## [Work to complete]
Copy, in full, each line of the material that holds the word "name".

Begin Data entries

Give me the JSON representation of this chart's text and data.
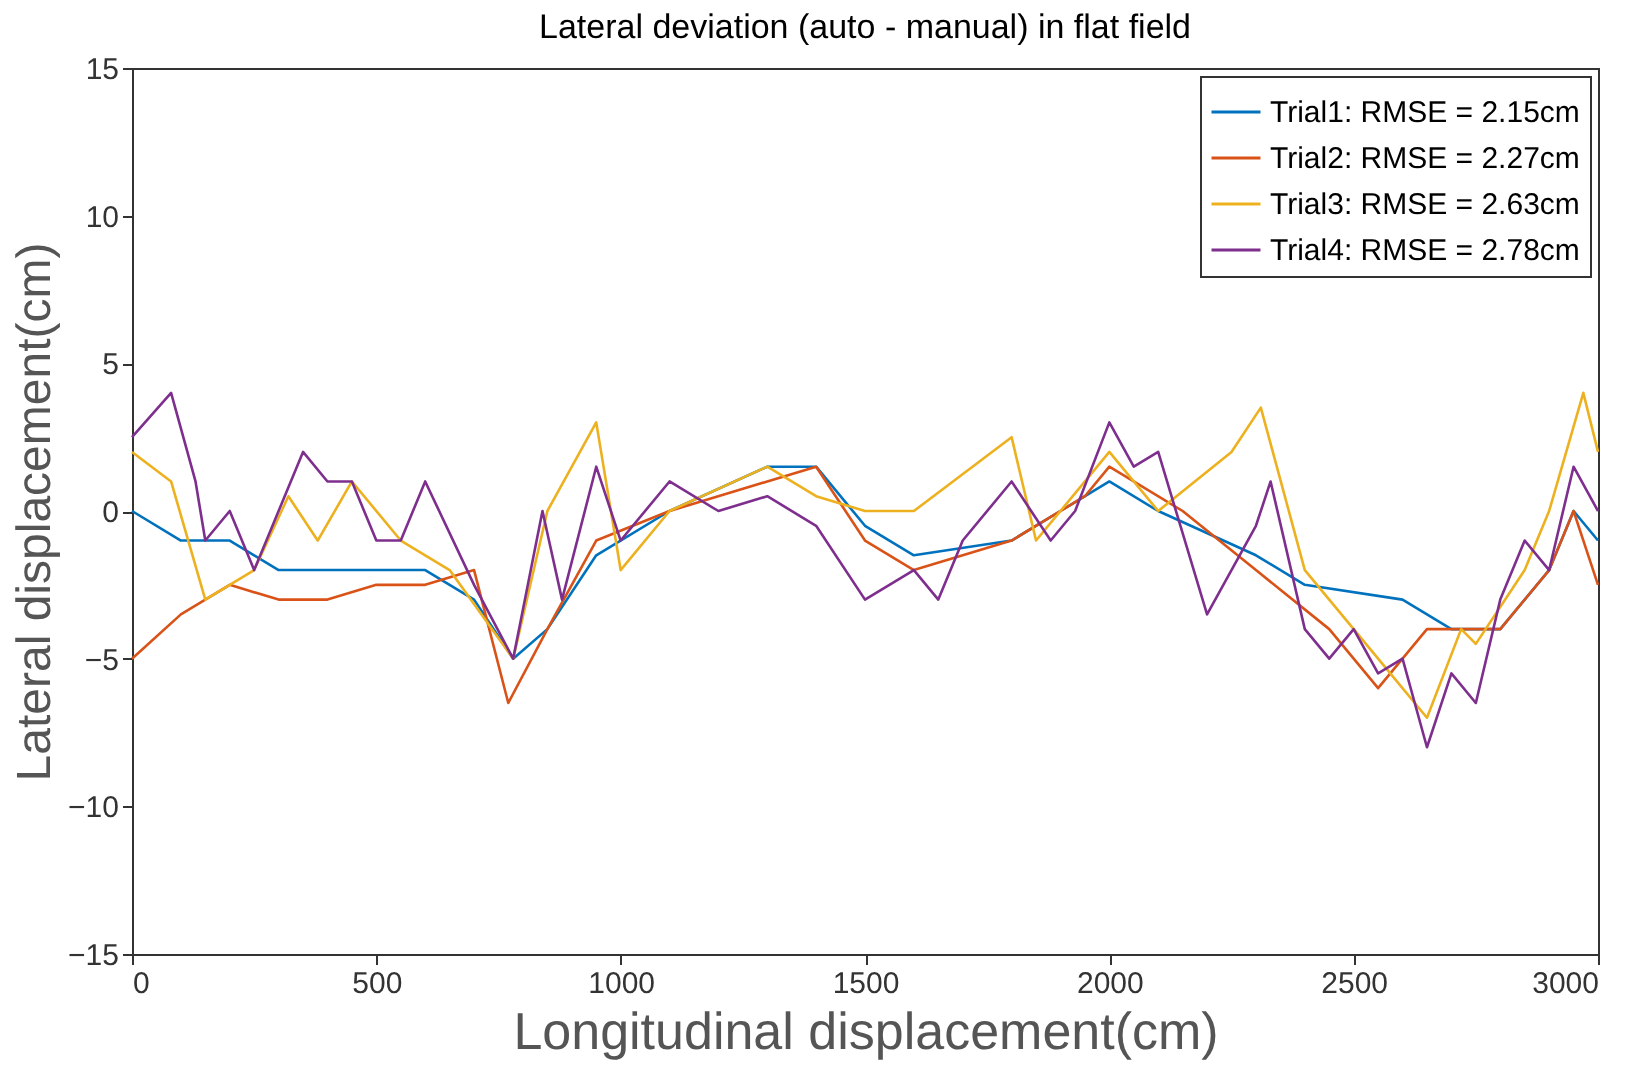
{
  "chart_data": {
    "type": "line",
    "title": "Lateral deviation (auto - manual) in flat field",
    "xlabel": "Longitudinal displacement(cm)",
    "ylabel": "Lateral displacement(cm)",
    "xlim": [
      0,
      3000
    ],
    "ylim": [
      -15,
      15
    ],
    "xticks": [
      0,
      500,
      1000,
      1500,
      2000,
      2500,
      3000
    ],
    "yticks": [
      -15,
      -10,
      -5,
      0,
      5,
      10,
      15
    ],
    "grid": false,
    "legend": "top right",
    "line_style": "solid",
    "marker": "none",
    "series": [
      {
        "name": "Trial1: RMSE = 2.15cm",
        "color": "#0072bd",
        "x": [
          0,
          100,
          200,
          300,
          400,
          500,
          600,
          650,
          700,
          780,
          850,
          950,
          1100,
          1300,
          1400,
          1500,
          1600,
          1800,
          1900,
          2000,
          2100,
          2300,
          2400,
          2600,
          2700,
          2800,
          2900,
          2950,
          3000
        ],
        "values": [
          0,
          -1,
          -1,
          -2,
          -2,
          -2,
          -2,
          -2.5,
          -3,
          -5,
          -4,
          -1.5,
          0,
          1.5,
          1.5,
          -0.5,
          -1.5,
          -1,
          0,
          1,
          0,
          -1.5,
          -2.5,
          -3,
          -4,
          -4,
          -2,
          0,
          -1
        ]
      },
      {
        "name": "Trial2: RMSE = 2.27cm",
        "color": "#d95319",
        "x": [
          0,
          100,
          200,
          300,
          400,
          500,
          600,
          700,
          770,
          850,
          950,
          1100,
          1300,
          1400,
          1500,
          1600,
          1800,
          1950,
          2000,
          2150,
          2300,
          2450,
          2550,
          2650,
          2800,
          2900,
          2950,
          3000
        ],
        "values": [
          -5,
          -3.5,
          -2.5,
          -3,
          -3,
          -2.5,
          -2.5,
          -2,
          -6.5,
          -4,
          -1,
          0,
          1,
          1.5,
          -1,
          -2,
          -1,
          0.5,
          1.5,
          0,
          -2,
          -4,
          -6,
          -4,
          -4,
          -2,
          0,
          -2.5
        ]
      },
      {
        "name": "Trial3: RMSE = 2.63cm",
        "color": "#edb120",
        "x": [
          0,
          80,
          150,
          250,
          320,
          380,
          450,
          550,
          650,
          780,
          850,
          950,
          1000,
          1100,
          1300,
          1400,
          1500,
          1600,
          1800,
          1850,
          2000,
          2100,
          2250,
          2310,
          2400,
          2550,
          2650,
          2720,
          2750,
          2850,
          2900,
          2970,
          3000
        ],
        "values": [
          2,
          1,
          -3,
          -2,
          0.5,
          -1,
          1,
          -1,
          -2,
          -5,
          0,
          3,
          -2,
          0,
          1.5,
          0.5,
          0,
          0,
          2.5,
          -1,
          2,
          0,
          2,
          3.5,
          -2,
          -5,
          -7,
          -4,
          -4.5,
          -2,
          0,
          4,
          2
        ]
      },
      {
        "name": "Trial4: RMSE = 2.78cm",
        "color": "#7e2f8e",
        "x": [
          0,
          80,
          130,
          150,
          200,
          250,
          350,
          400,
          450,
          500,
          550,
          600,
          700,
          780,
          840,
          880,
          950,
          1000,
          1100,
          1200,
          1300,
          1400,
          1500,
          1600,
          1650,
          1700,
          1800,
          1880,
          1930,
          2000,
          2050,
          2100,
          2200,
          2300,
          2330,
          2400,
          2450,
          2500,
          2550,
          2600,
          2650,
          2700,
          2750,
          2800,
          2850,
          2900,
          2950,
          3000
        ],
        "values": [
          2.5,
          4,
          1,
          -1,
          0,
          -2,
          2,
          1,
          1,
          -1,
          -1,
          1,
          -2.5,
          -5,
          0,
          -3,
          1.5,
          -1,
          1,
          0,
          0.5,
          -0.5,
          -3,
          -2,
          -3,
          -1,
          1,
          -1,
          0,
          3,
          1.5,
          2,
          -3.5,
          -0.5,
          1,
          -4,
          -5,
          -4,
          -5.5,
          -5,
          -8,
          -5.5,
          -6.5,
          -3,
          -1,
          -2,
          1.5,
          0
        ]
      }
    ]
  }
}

End Data entries

## [Result of this exercise]
        "name": "Trial1: RMSE = 2.15cm",
        "name": "Trial2: RMSE = 2.27cm",
        "name": "Trial3: RMSE = 2.63cm",
        "name": "Trial4: RMSE = 2.78cm",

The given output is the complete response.